*Data supplied*.
— Start —

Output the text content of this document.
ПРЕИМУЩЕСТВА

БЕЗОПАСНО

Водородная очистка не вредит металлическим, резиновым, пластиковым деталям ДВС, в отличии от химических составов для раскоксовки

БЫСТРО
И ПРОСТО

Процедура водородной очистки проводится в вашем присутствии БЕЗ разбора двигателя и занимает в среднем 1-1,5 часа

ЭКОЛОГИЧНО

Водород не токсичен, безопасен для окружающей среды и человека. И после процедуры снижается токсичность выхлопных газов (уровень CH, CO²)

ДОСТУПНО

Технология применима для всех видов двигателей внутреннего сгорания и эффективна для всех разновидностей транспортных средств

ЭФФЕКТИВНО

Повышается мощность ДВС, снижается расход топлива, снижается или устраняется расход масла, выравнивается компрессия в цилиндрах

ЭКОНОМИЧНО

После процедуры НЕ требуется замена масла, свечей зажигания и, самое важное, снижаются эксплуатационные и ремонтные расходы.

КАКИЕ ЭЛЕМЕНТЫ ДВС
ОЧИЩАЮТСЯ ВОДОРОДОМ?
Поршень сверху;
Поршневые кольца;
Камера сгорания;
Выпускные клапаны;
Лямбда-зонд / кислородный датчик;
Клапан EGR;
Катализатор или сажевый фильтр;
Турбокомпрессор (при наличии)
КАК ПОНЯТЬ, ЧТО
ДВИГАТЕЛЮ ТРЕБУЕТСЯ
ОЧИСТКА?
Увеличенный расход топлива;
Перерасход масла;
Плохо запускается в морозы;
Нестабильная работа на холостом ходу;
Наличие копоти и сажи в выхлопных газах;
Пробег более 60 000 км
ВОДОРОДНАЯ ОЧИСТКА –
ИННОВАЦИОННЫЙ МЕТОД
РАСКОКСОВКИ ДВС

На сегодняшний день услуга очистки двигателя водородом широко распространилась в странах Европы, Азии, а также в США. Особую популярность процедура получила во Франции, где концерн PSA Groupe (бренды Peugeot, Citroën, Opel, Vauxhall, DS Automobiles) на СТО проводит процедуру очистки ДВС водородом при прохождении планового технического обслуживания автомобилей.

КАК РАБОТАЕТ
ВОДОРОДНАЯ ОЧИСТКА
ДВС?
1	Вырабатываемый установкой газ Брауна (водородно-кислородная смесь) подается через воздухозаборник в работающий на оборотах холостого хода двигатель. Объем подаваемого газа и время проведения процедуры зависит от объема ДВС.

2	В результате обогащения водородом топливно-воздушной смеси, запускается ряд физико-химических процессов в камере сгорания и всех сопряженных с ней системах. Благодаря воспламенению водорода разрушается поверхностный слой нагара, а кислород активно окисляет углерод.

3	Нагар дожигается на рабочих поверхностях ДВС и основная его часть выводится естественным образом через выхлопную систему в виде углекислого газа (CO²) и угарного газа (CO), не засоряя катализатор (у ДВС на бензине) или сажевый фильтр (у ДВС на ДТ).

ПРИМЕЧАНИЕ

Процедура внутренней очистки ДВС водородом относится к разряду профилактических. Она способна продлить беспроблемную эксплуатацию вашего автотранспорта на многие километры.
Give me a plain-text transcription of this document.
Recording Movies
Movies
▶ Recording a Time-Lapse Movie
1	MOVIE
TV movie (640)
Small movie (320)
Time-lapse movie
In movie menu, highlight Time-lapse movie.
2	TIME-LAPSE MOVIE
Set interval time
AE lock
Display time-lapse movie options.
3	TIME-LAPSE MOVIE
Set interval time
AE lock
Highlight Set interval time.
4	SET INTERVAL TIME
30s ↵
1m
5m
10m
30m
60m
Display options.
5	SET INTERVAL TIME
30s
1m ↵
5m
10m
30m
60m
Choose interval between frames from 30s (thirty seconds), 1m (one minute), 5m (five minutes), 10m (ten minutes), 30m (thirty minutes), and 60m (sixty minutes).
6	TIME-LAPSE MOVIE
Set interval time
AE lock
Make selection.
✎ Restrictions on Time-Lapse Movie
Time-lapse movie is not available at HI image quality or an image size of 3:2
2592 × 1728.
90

— End —

*Stated exercise*. Reproduce each entry exactly, leaving out nothing.

*Output of the exercise*.
Output the text content of this document.
ПРЕИМУЩЕСТВА

БЕЗОПАСНО

Водородная очистка не вредит металлическим, резиновым, пластиковым деталям ДВС, в отличии от химических составов для раскоксовки

БЫСТРО
И ПРОСТО

Процедура водородной очистки проводится в вашем присутствии БЕЗ разбора двигателя и занимает в среднем 1-1,5 часа

ЭКОЛОГИЧНО

Водород не токсичен, безопасен для окружающей среды и человека. И после процедуры снижается токсичность выхлопных газов (уровень CH, CO²)

ДОСТУПНО

Технология применима для всех видов двигателей внутреннего сгорания и эффективна для всех разновидностей транспортных средств

ЭФФЕКТИВНО

Повышается мощность ДВС, снижается расход топлива, снижается или устраняется расход масла, выравнивается компрессия в цилиндрах

ЭКОНОМИЧНО

После процедуры НЕ требуется замена масла, свечей зажигания и, самое важное, снижаются эксплуатационные и ремонтные расходы.

КАКИЕ ЭЛЕМЕНТЫ ДВС
ОЧИЩАЮТСЯ ВОДОРОДОМ?
Поршень сверху;
Поршневые кольца;
Камера сгорания;
Выпускные клапаны;
Лямбда-зонд / кислородный датчик;
Клапан EGR;
Катализатор или сажевый фильтр;
Турбокомпрессор (при наличии)
КАК ПОНЯТЬ, ЧТО
ДВИГАТЕЛЮ ТРЕБУЕТСЯ
ОЧИСТКА?
Увеличенный расход топлива;
Перерасход масла;
Плохо запускается в морозы;
Нестабильная работа на холостом ходу;
Наличие копоти и сажи в выхлопных газах;
Пробег более 60 000 км
ВОДОРОДНАЯ ОЧИСТКА –
ИННОВАЦИОННЫЙ МЕТОД
РАСКОКСОВКИ ДВС

На сегодняшний день услуга очистки двигателя водородом широко распространилась в странах Европы, Азии, а также в США. Особую популярность процедура получила во Франции, где концерн PSA Groupe (бренды Peugeot, Citroën, Opel, Vauxhall, DS Automobiles) на СТО проводит процедуру очистки ДВС водородом при прохождении планового технического обслуживания автомобилей.

КАК РАБОТАЕТ
ВОДОРОДНАЯ ОЧИСТКА
ДВС?
1	Вырабатываемый установкой газ Брауна (водородно-кислородная смесь) подается через воздухозаборник в работающий на оборотах холостого хода двигатель. Объем подаваемого газа и время проведения процедуры зависит от объема ДВС.

2	В результате обогащения водородом топливно-воздушной смеси, запускается ряд физико-химических процессов в камере сгорания и всех сопряженных с ней системах. Благодаря воспламенению водорода разрушается поверхностный слой нагара, а кислород активно окисляет углерод.

3	Нагар дожигается на рабочих поверхностях ДВС и основная его часть выводится естественным образом через выхлопную систему в виде углекислого газа (CO²) и угарного газа (CO), не засоряя катализатор (у ДВС на бензине) или сажевый фильтр (у ДВС на ДТ).

ПРИМЕЧАНИЕ

Процедура внутренней очистки ДВС водородом относится к разряду профилактических. Она способна продлить беспроблемную эксплуатацию вашего автотранспорта на многие километры.
Give me a plain-text transcription of this document.
Recording Movies
Movies
▶ Recording a Time-Lapse Movie
1	MOVIE
TV movie (640)
Small movie (320)
Time-lapse movie
In movie menu, highlight Time-lapse movie.
2	TIME-LAPSE MOVIE
Set interval time
AE lock
Display time-lapse movie options.
3	TIME-LAPSE MOVIE
Set interval time
AE lock
Highlight Set interval time.
4	SET INTERVAL TIME
30s ↵
1m
5m
10m
30m
60m
Display options.
5	SET INTERVAL TIME
30s
1m ↵
5m
10m
30m
60m
Choose interval between frames from 30s (thirty seconds), 1m (one minute), 5m (five minutes), 10m (ten minutes), 30m (thirty minutes), and 60m (sixty minutes).
6	TIME-LAPSE MOVIE
Set interval time
AE lock
Make selection.
✎ Restrictions on Time-Lapse Movie
Time-lapse movie is not available at HI image quality or an image size of 3:2
2592 × 1728.
90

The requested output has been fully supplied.